Collected data entries
►

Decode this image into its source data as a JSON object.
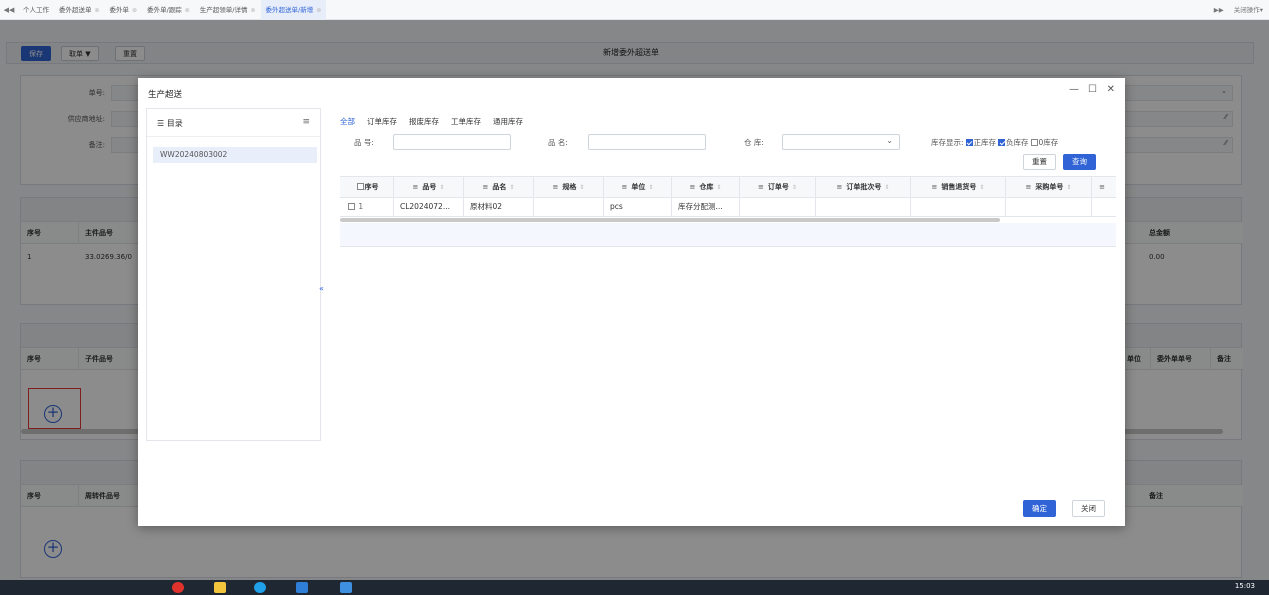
{
  "tabs": {
    "items": [
      "个人工作",
      "委外超送单",
      "委外单",
      "委外单/跟踪",
      "生产超领单/详情",
      "委外超送单/新增"
    ],
    "active_index": 5,
    "close_all_label": "关闭操作"
  },
  "toolbar": {
    "save_label": "保存",
    "fetch_label": "取单 ▼",
    "reset_label": "重置",
    "page_title": "新增委外超送单"
  },
  "form": {
    "order_no_label": "单号:",
    "supplier_address_label": "供应商地址:",
    "remark_label": "备注:"
  },
  "main_table": {
    "headers": [
      "序号",
      "主件品号",
      "总金额"
    ],
    "row": {
      "index": "1",
      "item_no": "33.0269.36/0",
      "amount": "0.00"
    }
  },
  "sub_table": {
    "headers": [
      "序号",
      "子件品号",
      "单位",
      "委外单单号",
      "备注"
    ]
  },
  "bottom_table": {
    "headers": [
      "序号",
      "周转件品号",
      "备注"
    ]
  },
  "taskbar": {
    "time": "15:03"
  },
  "dialog": {
    "title": "生产超送",
    "tree_title": "目录",
    "tree_item": "WW20240803002",
    "tabs": [
      "全部",
      "订单库存",
      "报废库存",
      "工单库存",
      "通用库存"
    ],
    "active_tab": 0,
    "search": {
      "item_no_label": "品 号:",
      "item_name_label": "品 名:",
      "warehouse_label": "仓 库:",
      "stock_display_label": "库存显示:",
      "positive_label": "正库存",
      "negative_label": "负库存",
      "zero_label": "0库存",
      "positive_checked": true,
      "negative_checked": true,
      "zero_checked": false,
      "reset_label": "重置",
      "query_label": "查询"
    },
    "grid": {
      "headers": [
        "序号",
        "品号",
        "品名",
        "规格",
        "单位",
        "仓库",
        "订单号",
        "订单批次号",
        "销售退货号",
        "采购单号"
      ],
      "rows": [
        {
          "index": "1",
          "item_no": "CL2024072...",
          "item_name": "原材料02",
          "spec": "",
          "unit": "pcs",
          "warehouse": "库存分配测...",
          "order_no": "",
          "batch_no": "",
          "return_no": "",
          "po_no": ""
        }
      ]
    },
    "confirm_label": "确定",
    "close_label": "关闭"
  }
}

◄

GIVEN INSTRUCTION –
All of the material above should be reproduced exactly, except the pictures.

SOLUTION BELOW –
Decode this image into its source data as a JSON object.
{
  "tabs": {
    "items": [
      "个人工作",
      "委外超送单",
      "委外单",
      "委外单/跟踪",
      "生产超领单/详情",
      "委外超送单/新增"
    ],
    "active_index": 5,
    "close_all_label": "关闭操作"
  },
  "toolbar": {
    "save_label": "保存",
    "fetch_label": "取单 ▼",
    "reset_label": "重置",
    "page_title": "新增委外超送单"
  },
  "form": {
    "order_no_label": "单号:",
    "supplier_address_label": "供应商地址:",
    "remark_label": "备注:"
  },
  "main_table": {
    "headers": [
      "序号",
      "主件品号",
      "总金额"
    ],
    "row": {
      "index": "1",
      "item_no": "33.0269.36/0",
      "amount": "0.00"
    }
  },
  "sub_table": {
    "headers": [
      "序号",
      "子件品号",
      "单位",
      "委外单单号",
      "备注"
    ]
  },
  "bottom_table": {
    "headers": [
      "序号",
      "周转件品号",
      "备注"
    ]
  },
  "taskbar": {
    "time": "15:03"
  },
  "dialog": {
    "title": "生产超送",
    "tree_title": "目录",
    "tree_item": "WW20240803002",
    "tabs": [
      "全部",
      "订单库存",
      "报废库存",
      "工单库存",
      "通用库存"
    ],
    "active_tab": 0,
    "search": {
      "item_no_label": "品 号:",
      "item_name_label": "品 名:",
      "warehouse_label": "仓 库:",
      "stock_display_label": "库存显示:",
      "positive_label": "正库存",
      "negative_label": "负库存",
      "zero_label": "0库存",
      "positive_checked": true,
      "negative_checked": true,
      "zero_checked": false,
      "reset_label": "重置",
      "query_label": "查询"
    },
    "grid": {
      "headers": [
        "序号",
        "品号",
        "品名",
        "规格",
        "单位",
        "仓库",
        "订单号",
        "订单批次号",
        "销售退货号",
        "采购单号"
      ],
      "rows": [
        {
          "index": "1",
          "item_no": "CL2024072...",
          "item_name": "原材料02",
          "spec": "",
          "unit": "pcs",
          "warehouse": "库存分配测...",
          "order_no": "",
          "batch_no": "",
          "return_no": "",
          "po_no": ""
        }
      ]
    },
    "confirm_label": "确定",
    "close_label": "关闭"
  }
}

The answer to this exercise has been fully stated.